- _SET PROBLEM_:
Report the count of lines where the string "France" appears, and nothing else.

- _ITEMS_:

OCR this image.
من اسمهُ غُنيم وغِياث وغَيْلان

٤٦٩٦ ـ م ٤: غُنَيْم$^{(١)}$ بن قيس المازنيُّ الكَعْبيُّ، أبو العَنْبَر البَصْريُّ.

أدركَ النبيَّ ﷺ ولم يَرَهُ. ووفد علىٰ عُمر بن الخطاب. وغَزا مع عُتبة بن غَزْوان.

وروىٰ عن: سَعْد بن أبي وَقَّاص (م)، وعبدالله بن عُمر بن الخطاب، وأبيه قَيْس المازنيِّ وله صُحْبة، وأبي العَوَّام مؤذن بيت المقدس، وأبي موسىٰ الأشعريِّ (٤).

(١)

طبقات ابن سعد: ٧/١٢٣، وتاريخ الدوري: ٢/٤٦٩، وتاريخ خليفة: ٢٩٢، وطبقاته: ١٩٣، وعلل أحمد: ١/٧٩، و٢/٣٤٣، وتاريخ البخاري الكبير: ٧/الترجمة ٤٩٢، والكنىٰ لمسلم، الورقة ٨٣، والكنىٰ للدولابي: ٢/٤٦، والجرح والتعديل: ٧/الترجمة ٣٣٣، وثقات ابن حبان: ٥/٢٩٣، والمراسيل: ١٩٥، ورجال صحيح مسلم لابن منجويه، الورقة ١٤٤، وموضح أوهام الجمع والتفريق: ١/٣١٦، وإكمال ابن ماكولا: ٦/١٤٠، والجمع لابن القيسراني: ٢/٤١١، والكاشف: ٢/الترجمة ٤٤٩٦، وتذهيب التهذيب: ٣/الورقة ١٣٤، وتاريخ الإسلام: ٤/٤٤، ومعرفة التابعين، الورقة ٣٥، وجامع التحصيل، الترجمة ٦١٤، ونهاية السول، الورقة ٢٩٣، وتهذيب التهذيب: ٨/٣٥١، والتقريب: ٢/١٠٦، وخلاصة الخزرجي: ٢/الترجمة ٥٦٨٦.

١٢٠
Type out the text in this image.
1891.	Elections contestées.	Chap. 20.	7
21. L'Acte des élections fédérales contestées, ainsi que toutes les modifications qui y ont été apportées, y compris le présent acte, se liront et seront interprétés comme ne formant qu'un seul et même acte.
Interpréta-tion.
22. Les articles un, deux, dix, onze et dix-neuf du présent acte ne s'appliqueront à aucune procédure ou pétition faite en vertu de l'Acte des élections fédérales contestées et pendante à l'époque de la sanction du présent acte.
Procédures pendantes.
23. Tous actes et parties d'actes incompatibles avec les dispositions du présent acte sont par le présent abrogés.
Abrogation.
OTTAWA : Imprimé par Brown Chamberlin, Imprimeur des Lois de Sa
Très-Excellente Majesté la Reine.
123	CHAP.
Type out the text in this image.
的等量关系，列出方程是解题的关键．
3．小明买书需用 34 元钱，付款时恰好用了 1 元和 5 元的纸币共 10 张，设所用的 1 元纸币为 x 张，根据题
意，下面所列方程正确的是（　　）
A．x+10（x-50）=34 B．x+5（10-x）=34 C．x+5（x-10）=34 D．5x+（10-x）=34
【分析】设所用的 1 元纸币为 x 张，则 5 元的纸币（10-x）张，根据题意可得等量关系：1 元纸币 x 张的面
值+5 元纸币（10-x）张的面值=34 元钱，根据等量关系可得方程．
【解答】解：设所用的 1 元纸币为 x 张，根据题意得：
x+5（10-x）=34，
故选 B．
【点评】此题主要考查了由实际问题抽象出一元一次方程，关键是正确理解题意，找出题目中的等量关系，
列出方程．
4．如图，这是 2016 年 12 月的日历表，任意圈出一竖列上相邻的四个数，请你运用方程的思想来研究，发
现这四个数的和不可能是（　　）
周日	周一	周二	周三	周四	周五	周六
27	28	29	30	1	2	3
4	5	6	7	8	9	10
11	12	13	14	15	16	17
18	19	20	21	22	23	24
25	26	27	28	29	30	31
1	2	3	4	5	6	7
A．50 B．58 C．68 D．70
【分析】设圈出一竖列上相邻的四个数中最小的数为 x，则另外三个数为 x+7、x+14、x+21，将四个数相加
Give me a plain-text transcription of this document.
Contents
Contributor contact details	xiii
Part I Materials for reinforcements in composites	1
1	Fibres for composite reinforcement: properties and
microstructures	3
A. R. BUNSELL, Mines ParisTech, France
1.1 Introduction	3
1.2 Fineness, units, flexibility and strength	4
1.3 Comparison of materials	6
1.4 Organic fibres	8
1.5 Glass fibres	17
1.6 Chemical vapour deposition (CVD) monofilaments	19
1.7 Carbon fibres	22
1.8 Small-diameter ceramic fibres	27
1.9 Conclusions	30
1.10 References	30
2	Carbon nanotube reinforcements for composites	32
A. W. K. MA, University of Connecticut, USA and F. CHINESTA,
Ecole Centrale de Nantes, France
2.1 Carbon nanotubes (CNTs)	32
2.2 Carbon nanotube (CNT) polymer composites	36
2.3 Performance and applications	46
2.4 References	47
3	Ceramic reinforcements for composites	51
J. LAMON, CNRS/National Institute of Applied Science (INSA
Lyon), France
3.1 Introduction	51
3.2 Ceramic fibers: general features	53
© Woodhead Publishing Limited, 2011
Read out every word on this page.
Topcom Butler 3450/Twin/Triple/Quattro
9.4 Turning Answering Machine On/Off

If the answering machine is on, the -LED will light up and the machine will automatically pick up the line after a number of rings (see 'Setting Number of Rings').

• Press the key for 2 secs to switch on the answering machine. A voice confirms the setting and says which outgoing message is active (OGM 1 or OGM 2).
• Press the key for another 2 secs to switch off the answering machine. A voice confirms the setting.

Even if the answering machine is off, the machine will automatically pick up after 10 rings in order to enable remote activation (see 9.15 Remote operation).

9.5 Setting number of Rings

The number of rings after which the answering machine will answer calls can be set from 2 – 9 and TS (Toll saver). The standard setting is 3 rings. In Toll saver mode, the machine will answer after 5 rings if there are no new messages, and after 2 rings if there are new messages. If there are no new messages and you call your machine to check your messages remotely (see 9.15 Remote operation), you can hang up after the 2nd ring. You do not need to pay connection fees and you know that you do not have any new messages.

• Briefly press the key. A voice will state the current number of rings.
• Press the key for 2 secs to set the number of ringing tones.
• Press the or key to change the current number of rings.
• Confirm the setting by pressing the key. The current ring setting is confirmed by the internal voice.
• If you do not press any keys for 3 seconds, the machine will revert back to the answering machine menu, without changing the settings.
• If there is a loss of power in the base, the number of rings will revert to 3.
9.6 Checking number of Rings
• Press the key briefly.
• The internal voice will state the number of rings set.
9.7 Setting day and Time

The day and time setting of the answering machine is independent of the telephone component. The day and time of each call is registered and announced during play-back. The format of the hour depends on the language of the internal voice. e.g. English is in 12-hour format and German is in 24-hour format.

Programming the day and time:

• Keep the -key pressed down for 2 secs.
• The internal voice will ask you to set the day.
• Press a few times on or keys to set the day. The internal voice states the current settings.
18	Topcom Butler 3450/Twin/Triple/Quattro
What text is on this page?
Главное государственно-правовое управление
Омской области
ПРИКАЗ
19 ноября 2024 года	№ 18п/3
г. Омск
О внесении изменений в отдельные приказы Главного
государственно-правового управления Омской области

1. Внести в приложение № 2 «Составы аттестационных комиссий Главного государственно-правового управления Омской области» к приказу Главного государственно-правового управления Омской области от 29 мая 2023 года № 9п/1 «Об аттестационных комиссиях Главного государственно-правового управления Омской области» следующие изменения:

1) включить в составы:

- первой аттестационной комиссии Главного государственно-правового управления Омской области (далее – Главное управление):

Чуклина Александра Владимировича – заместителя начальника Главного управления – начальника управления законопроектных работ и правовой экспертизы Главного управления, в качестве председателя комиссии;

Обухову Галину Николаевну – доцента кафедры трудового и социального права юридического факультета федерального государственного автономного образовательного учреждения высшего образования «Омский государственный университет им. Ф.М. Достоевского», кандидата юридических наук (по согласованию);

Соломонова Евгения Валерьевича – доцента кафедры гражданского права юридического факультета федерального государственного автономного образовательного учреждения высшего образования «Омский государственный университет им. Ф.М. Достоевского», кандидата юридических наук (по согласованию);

- _FULL ANSWER_:
3